* _Prompt_:
Check each line of the data for "xlabel" and select those that have it.

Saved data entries
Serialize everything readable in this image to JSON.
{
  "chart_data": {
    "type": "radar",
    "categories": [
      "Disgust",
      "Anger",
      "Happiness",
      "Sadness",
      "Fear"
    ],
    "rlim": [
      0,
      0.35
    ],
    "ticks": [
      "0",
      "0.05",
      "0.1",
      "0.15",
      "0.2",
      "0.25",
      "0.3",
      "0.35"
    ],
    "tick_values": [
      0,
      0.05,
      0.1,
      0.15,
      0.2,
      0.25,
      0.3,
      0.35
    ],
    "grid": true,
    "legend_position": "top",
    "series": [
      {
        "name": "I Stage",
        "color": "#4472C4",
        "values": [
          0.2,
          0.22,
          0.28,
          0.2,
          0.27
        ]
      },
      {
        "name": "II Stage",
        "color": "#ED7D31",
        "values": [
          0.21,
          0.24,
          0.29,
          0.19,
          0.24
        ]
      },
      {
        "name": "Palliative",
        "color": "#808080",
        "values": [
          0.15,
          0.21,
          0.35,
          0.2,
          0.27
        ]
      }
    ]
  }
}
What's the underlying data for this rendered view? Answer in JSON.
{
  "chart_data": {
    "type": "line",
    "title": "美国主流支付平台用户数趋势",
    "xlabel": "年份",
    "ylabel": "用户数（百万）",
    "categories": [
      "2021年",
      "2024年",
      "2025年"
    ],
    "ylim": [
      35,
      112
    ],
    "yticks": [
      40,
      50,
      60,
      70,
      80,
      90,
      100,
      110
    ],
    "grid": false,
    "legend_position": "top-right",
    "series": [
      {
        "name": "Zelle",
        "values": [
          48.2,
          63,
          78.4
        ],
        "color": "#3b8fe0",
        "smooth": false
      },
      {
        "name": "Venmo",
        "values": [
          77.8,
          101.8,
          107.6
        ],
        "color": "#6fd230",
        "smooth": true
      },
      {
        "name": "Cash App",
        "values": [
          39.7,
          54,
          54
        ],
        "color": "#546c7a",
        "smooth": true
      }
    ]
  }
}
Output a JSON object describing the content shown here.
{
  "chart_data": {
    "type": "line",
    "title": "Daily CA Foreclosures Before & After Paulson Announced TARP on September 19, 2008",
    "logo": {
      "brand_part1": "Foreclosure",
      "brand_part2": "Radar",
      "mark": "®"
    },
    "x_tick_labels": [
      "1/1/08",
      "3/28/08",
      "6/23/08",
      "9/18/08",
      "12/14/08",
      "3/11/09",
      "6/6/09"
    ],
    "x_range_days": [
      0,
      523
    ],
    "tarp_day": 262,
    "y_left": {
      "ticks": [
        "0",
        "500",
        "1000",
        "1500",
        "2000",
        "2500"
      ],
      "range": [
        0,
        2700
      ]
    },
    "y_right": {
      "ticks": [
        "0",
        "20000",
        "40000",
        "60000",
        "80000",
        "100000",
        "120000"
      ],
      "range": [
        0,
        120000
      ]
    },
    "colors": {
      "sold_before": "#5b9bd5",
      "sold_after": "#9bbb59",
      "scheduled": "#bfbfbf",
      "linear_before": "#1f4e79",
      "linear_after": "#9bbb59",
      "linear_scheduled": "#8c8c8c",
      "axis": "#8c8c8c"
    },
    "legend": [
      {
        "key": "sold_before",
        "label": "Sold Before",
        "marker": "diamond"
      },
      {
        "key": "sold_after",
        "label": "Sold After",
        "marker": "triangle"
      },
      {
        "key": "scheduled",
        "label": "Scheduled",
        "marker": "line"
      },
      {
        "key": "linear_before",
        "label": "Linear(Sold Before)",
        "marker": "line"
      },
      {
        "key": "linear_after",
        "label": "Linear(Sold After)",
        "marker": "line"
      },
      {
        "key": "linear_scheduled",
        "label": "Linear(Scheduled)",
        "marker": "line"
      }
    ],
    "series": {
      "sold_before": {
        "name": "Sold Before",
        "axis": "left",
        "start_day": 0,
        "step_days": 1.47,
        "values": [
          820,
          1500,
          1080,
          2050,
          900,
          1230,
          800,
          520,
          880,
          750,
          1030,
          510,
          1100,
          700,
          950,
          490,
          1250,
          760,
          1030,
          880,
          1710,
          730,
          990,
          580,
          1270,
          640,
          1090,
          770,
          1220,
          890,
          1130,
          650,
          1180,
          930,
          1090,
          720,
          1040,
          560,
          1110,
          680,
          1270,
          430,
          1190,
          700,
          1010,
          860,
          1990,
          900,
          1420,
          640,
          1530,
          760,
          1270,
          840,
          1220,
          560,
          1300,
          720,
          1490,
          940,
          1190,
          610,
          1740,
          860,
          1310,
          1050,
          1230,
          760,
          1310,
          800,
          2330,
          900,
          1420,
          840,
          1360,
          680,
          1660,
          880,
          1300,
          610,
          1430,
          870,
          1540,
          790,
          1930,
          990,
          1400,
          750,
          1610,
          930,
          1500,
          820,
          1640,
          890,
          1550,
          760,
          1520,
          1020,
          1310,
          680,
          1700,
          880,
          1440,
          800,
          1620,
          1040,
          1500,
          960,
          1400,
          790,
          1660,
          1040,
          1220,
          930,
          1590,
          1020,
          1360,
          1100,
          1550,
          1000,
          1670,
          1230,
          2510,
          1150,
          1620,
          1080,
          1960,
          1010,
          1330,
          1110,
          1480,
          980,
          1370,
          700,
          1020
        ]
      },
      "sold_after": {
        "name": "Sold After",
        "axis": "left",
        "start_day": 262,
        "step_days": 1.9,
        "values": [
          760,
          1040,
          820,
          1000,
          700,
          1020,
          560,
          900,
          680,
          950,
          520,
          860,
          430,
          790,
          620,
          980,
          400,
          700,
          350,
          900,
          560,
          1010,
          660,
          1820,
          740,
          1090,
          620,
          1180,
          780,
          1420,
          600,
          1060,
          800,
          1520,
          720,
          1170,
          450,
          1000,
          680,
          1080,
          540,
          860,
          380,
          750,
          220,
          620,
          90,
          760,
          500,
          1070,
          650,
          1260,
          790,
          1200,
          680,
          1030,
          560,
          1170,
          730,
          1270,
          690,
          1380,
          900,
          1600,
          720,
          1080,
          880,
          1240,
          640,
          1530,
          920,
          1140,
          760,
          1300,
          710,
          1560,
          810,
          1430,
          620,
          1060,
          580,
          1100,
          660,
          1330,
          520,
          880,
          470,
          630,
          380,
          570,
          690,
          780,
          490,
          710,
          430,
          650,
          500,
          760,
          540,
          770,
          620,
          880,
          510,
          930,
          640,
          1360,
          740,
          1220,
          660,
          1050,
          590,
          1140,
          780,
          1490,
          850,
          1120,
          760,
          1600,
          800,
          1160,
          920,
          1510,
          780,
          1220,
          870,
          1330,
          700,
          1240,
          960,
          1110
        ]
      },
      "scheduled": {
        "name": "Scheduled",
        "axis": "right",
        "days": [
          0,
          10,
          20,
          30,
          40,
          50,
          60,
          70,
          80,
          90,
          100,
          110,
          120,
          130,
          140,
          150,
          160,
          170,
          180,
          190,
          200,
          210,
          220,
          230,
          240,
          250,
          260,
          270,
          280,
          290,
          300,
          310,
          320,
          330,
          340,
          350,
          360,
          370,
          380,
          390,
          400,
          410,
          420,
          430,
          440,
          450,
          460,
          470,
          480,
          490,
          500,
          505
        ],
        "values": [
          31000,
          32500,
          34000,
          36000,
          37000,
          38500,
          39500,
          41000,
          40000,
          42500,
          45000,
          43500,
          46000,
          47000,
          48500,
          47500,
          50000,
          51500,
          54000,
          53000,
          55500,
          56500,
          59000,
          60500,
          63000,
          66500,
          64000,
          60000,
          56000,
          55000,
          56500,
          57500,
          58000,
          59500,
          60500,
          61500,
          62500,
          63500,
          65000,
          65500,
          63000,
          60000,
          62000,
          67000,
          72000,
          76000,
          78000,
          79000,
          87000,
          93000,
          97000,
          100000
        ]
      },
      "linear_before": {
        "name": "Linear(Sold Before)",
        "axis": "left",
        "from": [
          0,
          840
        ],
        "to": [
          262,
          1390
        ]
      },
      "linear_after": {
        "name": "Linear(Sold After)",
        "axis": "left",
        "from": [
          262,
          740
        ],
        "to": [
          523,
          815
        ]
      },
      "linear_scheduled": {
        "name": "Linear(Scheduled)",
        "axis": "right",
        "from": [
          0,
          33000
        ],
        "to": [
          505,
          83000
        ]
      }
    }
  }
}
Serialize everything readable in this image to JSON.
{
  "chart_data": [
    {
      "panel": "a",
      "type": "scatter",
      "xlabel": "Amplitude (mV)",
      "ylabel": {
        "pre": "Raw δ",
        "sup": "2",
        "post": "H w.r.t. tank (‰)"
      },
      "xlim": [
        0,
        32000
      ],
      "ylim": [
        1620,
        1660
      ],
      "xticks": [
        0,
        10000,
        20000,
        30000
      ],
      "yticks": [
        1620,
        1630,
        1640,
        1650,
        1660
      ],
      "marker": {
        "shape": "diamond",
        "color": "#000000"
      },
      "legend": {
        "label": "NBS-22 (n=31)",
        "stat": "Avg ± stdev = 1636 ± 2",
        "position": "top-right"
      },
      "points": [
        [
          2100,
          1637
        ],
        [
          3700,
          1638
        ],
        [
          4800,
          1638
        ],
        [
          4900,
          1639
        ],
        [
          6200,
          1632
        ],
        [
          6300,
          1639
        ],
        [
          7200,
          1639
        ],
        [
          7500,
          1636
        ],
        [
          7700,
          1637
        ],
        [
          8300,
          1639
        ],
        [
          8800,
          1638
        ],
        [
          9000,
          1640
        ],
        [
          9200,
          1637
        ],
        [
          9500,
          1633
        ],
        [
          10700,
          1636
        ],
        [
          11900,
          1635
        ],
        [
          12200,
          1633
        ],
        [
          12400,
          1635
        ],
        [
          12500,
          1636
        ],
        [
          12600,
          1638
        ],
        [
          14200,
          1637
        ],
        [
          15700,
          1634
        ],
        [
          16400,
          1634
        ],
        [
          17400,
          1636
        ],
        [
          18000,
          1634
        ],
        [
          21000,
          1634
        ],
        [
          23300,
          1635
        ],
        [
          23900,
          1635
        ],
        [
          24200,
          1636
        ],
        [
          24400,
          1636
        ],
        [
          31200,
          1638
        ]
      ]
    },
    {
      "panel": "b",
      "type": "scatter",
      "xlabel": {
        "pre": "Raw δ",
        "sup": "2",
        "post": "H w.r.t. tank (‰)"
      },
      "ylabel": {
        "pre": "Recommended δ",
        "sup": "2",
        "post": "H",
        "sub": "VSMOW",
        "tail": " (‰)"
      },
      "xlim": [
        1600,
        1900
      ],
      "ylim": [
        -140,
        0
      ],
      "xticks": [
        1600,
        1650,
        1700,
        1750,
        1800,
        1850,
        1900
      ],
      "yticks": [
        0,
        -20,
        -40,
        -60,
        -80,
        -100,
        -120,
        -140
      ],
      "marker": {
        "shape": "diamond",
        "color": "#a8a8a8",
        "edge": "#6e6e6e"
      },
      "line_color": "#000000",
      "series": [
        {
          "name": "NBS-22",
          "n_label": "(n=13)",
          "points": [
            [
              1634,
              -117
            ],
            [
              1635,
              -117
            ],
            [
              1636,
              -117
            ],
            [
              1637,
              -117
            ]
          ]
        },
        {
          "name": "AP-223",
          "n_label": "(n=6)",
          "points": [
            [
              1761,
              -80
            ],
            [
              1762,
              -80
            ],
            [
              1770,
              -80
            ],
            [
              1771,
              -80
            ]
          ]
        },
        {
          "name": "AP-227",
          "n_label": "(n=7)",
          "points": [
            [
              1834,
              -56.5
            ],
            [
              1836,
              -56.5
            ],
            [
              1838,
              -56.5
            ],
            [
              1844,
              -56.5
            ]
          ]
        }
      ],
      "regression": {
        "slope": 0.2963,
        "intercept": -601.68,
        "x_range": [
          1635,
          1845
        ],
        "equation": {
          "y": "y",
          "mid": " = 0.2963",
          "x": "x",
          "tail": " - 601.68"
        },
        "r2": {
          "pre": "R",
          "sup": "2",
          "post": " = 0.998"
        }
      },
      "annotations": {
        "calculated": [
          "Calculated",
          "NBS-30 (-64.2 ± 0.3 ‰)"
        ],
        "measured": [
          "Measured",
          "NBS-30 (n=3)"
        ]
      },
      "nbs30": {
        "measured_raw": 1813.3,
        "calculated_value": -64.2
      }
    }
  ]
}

* _Answer to this exercise_:
    "xlabel": "年份",
      "xlabel": "Amplitude (mV)",
      "xlabel": {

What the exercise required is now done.